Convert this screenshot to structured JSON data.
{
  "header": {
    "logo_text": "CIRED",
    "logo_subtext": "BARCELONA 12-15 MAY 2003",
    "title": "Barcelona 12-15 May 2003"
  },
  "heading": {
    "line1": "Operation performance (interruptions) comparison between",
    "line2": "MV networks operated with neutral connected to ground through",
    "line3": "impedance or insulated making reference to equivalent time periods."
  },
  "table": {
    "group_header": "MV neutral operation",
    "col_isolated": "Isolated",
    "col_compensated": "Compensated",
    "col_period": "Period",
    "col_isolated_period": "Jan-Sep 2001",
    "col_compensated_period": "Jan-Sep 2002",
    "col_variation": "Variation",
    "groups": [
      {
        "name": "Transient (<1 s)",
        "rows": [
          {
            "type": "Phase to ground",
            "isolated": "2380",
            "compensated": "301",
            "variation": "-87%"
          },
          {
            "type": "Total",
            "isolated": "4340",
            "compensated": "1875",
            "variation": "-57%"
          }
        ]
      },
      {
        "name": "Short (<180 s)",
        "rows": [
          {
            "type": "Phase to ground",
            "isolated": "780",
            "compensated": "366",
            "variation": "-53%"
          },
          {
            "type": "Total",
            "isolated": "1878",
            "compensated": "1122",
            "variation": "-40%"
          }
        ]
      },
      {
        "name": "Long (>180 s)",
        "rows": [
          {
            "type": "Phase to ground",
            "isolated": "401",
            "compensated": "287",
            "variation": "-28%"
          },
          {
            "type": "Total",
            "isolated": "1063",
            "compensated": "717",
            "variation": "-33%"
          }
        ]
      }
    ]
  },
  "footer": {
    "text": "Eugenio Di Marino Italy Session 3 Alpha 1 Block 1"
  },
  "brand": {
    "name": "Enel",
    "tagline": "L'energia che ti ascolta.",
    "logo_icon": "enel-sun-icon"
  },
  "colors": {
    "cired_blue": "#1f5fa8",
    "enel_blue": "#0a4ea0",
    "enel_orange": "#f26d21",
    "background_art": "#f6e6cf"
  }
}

• • • • • • •

What this task involves:
Repeat each record in full; every line must match exactly.

Correct output:
Convert this screenshot to structured JSON data.
{
  "header": {
    "logo_text": "CIRED",
    "logo_subtext": "BARCELONA 12-15 MAY 2003",
    "title": "Barcelona 12-15 May 2003"
  },
  "heading": {
    "line1": "Operation performance (interruptions) comparison between",
    "line2": "MV networks operated with neutral connected to ground through",
    "line3": "impedance or insulated making reference to equivalent time periods."
  },
  "table": {
    "group_header": "MV neutral operation",
    "col_isolated": "Isolated",
    "col_compensated": "Compensated",
    "col_period": "Period",
    "col_isolated_period": "Jan-Sep 2001",
    "col_compensated_period": "Jan-Sep 2002",
    "col_variation": "Variation",
    "groups": [
      {
        "name": "Transient (<1 s)",
        "rows": [
          {
            "type": "Phase to ground",
            "isolated": "2380",
            "compensated": "301",
            "variation": "-87%"
          },
          {
            "type": "Total",
            "isolated": "4340",
            "compensated": "1875",
            "variation": "-57%"
          }
        ]
      },
      {
        "name": "Short (<180 s)",
        "rows": [
          {
            "type": "Phase to ground",
            "isolated": "780",
            "compensated": "366",
            "variation": "-53%"
          },
          {
            "type": "Total",
            "isolated": "1878",
            "compensated": "1122",
            "variation": "-40%"
          }
        ]
      },
      {
        "name": "Long (>180 s)",
        "rows": [
          {
            "type": "Phase to ground",
            "isolated": "401",
            "compensated": "287",
            "variation": "-28%"
          },
          {
            "type": "Total",
            "isolated": "1063",
            "compensated": "717",
            "variation": "-33%"
          }
        ]
      }
    ]
  },
  "footer": {
    "text": "Eugenio Di Marino Italy Session 3 Alpha 1 Block 1"
  },
  "brand": {
    "name": "Enel",
    "tagline": "L'energia che ti ascolta.",
    "logo_icon": "enel-sun-icon"
  },
  "colors": {
    "cired_blue": "#1f5fa8",
    "enel_blue": "#0a4ea0",
    "enel_orange": "#f26d21",
    "background_art": "#f6e6cf"
  }
}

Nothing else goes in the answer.